* Set task
Count the rows below that contain the word "Sunday". Give only the number.

* Recorded data
--
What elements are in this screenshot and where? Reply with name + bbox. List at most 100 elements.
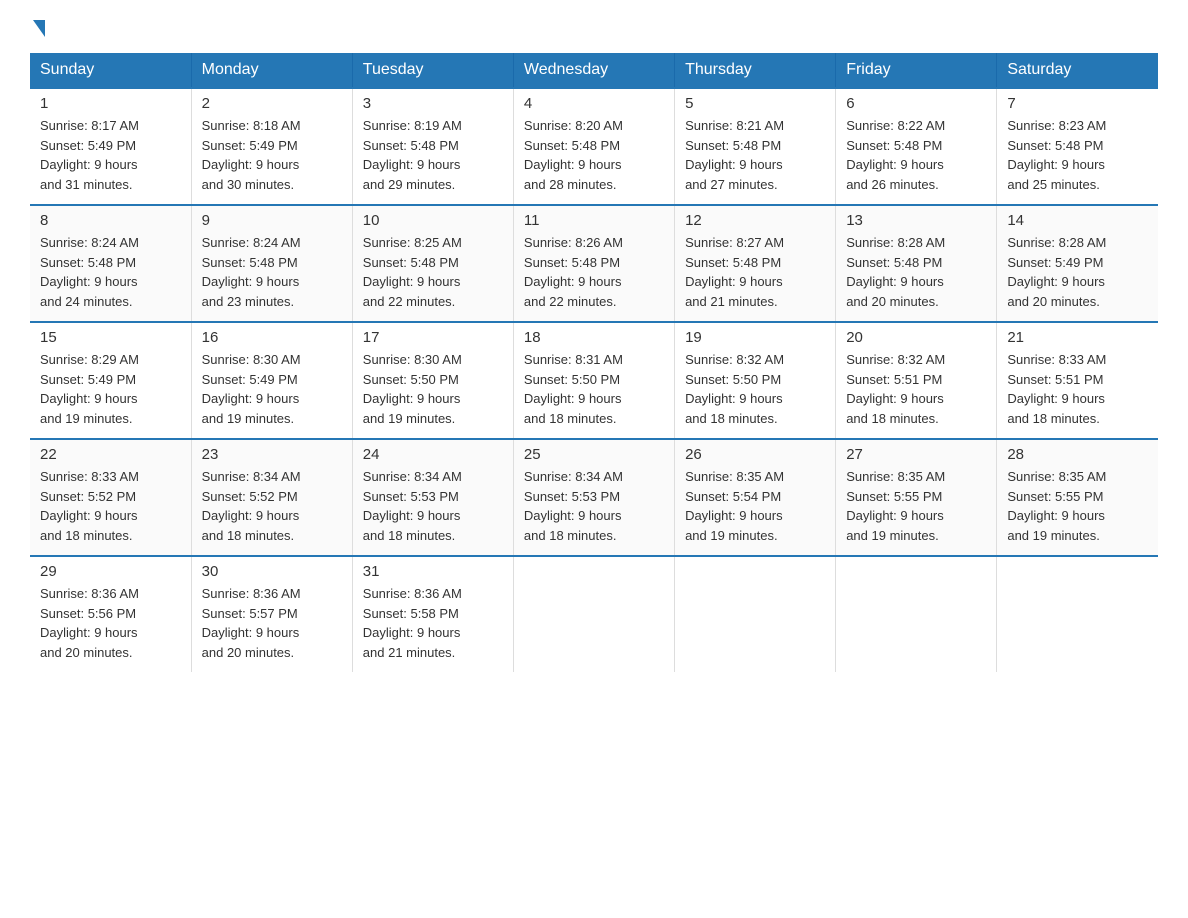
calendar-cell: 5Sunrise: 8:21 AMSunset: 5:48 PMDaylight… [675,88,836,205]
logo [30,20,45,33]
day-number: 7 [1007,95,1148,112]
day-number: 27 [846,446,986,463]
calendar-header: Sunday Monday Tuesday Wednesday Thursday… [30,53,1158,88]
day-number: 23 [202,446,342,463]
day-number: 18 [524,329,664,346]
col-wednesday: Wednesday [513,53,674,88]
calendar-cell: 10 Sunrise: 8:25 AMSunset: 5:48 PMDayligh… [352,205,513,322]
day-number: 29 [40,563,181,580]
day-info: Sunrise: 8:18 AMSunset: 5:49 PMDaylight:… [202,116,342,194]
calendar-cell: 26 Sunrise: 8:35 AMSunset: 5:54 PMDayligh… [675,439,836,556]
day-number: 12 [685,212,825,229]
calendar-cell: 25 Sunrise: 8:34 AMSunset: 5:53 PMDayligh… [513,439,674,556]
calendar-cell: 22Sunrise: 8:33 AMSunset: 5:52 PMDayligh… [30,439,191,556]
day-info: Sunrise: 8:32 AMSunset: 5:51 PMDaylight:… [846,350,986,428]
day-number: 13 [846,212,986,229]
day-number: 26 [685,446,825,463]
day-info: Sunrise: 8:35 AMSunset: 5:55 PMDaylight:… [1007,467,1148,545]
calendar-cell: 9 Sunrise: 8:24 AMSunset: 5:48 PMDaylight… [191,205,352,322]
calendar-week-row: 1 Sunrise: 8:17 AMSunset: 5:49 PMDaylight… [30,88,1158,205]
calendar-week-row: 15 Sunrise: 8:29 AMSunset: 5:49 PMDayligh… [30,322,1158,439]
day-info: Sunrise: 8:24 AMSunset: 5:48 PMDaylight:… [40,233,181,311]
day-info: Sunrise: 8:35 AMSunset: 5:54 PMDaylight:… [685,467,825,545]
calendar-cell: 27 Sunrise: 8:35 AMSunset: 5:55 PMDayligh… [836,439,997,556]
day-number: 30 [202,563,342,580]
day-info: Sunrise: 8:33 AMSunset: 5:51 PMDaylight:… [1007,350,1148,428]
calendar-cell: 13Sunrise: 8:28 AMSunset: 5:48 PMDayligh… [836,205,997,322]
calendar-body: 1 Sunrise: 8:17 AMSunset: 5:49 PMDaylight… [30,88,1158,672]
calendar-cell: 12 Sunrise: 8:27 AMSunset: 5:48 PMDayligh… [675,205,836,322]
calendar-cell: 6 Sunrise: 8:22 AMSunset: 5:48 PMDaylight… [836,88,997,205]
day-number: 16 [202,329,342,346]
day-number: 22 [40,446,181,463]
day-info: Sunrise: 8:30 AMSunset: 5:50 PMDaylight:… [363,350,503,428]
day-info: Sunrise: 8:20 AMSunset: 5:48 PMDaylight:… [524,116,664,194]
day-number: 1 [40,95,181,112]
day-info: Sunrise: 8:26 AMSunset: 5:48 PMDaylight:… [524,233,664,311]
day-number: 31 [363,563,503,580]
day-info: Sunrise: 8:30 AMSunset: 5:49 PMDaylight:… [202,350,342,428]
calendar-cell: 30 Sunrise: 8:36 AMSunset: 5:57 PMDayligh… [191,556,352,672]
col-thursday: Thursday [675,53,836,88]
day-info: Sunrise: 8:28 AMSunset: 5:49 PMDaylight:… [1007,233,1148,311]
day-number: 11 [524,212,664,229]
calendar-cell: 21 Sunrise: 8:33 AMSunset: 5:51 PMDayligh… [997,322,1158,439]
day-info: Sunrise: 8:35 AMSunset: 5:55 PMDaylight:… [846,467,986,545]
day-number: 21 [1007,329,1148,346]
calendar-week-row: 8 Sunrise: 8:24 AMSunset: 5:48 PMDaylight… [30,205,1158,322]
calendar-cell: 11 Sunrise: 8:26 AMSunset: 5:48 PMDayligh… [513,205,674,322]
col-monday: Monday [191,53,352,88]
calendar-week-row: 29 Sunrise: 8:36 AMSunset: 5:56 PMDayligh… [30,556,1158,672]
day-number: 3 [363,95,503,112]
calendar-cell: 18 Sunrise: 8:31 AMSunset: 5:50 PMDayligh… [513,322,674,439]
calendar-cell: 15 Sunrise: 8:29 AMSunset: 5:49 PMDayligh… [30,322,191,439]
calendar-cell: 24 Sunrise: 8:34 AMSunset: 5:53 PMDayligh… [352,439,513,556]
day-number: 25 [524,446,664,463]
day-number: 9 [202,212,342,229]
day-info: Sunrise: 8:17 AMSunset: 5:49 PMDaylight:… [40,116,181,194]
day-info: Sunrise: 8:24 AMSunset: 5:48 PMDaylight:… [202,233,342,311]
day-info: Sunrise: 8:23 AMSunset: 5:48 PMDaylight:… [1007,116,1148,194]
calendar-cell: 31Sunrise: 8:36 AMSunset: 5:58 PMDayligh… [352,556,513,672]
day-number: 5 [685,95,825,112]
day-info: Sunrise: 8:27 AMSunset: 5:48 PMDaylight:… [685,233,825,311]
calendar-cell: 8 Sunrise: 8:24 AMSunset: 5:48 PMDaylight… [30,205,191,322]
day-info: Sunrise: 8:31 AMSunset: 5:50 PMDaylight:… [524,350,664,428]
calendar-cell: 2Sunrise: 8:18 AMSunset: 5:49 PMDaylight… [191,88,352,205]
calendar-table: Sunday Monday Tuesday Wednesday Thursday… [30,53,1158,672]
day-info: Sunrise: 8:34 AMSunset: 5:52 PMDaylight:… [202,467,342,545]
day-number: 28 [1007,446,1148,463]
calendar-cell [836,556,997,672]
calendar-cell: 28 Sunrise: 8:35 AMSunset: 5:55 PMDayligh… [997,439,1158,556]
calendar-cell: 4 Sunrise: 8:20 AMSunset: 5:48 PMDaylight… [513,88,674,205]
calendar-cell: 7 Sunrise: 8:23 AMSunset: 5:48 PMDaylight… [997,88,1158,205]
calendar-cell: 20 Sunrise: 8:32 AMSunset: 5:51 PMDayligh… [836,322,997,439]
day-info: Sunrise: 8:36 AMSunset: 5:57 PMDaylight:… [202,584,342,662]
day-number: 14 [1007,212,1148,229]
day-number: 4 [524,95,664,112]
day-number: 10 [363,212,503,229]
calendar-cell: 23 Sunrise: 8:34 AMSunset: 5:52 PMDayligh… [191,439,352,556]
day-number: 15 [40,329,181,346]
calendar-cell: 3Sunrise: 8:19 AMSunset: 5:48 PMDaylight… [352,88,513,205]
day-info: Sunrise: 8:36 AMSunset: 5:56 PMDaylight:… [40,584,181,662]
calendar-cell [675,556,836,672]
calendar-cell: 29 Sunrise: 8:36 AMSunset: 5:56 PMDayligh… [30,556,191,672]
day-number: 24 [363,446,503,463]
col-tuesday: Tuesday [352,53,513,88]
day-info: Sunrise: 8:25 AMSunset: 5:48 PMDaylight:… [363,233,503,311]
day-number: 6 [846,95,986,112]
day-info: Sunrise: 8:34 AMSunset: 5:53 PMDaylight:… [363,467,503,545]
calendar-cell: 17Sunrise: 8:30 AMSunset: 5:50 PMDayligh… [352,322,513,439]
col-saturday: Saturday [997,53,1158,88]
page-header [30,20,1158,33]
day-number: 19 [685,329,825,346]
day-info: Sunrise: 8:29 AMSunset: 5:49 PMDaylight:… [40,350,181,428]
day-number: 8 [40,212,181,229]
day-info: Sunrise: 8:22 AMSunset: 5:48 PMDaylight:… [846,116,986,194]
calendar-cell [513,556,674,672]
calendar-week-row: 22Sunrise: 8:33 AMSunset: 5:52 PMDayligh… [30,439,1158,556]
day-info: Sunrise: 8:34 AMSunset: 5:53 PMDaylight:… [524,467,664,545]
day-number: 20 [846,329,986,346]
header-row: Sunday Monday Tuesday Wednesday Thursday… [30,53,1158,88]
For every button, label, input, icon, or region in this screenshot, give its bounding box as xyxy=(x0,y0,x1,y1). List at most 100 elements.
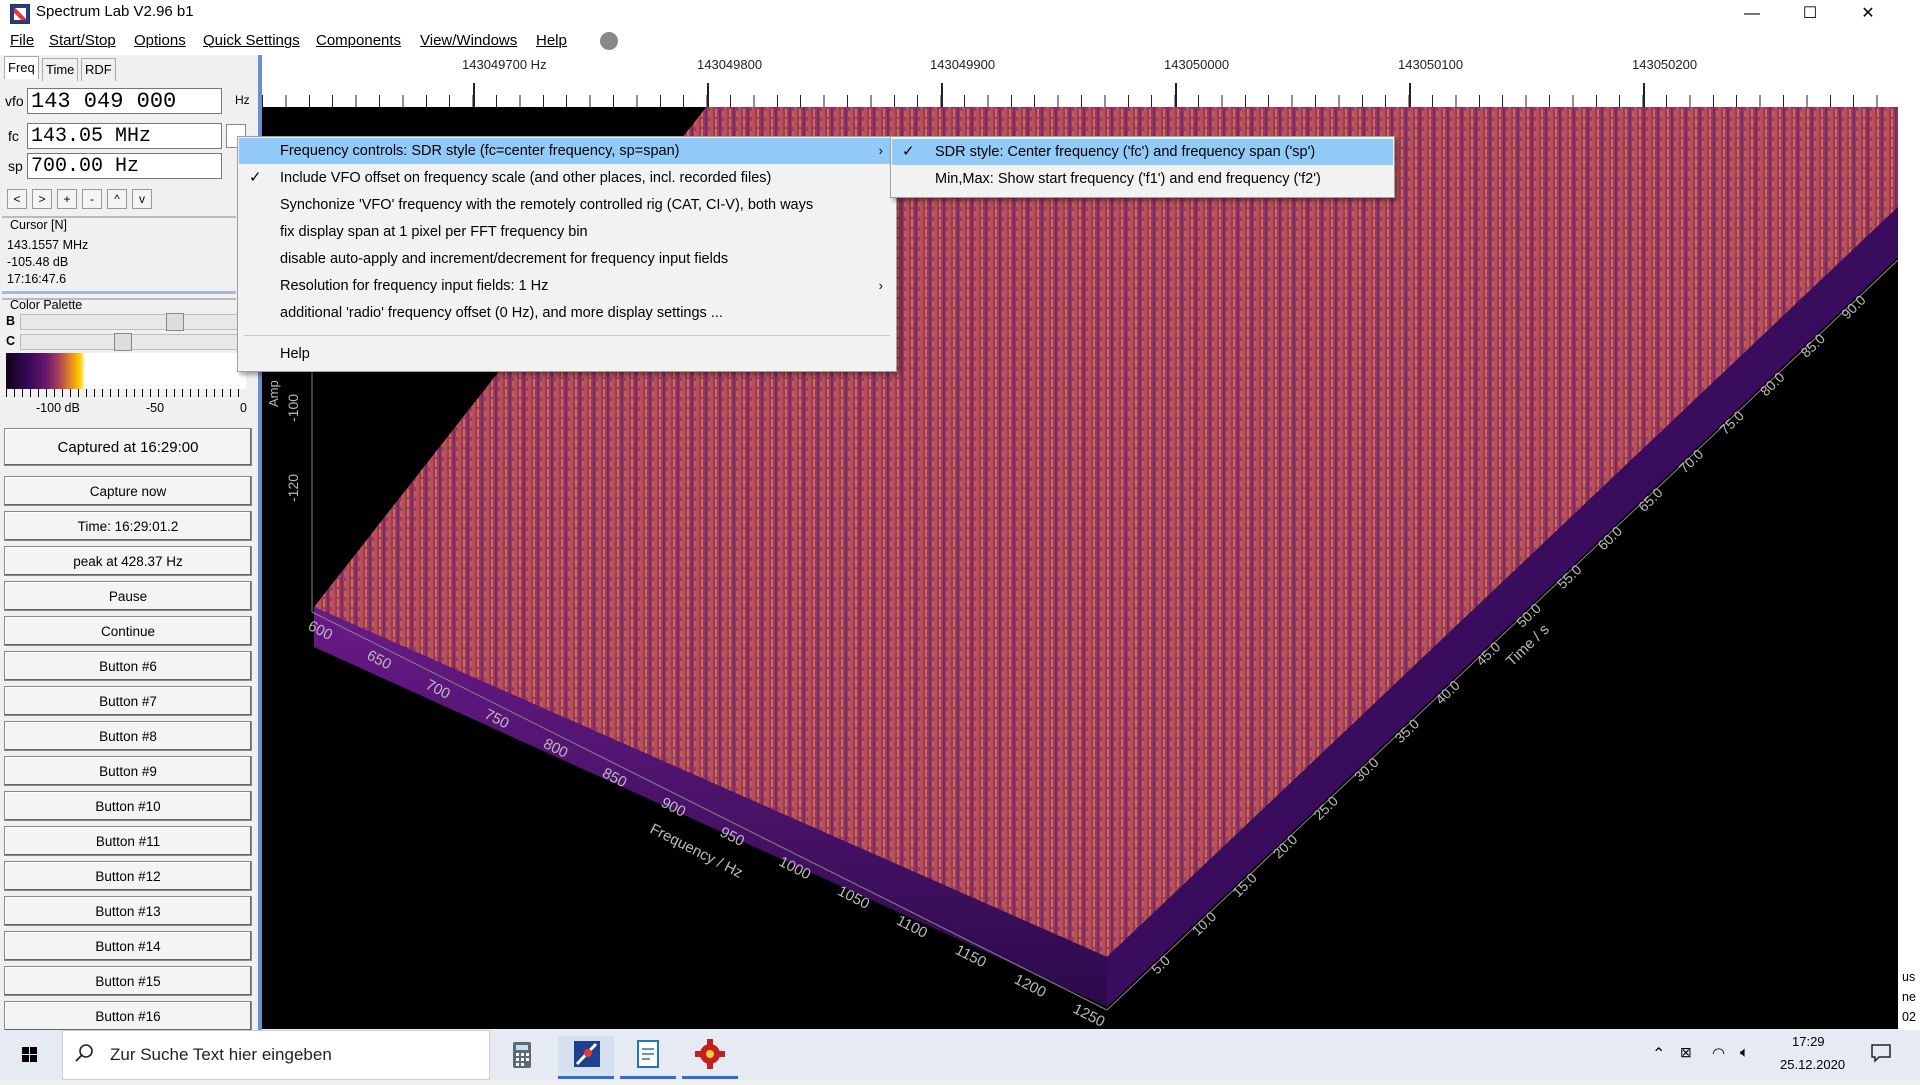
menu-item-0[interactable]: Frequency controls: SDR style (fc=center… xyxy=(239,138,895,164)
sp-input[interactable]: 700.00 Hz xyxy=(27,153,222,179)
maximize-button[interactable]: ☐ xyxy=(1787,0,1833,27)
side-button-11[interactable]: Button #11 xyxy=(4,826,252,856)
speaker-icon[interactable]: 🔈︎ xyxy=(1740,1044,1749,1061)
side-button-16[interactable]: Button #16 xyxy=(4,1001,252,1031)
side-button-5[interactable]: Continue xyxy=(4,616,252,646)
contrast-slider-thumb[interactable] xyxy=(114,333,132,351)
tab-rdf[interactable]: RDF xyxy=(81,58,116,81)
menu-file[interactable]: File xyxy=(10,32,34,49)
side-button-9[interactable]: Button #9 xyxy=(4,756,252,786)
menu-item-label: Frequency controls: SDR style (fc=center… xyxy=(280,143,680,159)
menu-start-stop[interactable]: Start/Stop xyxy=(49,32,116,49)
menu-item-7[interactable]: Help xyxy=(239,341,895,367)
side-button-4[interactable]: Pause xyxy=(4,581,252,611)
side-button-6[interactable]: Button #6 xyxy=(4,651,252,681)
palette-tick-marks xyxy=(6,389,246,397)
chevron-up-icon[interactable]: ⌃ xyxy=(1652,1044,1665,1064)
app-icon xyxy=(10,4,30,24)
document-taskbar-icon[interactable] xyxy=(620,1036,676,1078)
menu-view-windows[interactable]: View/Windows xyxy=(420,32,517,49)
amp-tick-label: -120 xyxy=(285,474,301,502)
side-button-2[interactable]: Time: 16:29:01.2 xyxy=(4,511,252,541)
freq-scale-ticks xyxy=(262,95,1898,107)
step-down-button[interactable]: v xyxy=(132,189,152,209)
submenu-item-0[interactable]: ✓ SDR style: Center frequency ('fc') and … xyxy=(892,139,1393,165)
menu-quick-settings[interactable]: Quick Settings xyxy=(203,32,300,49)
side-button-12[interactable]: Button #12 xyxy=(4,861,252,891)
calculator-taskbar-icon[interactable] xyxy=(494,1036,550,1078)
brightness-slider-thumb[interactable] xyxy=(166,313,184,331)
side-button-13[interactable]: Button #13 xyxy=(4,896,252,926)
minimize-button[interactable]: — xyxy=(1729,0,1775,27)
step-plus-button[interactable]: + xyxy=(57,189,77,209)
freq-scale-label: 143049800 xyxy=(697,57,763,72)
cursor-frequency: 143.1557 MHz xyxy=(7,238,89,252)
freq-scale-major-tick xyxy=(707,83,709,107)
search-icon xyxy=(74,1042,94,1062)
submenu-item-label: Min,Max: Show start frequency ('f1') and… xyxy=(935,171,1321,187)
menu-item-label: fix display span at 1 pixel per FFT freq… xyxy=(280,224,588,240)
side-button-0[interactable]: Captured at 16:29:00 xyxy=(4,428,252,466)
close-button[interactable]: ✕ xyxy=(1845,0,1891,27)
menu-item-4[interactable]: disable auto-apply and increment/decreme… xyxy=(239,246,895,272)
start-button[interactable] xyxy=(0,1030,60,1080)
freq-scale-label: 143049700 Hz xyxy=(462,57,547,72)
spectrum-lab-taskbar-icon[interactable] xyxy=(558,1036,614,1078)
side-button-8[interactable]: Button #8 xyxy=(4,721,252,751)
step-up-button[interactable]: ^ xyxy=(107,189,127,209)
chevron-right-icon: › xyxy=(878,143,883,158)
--
* The solution
3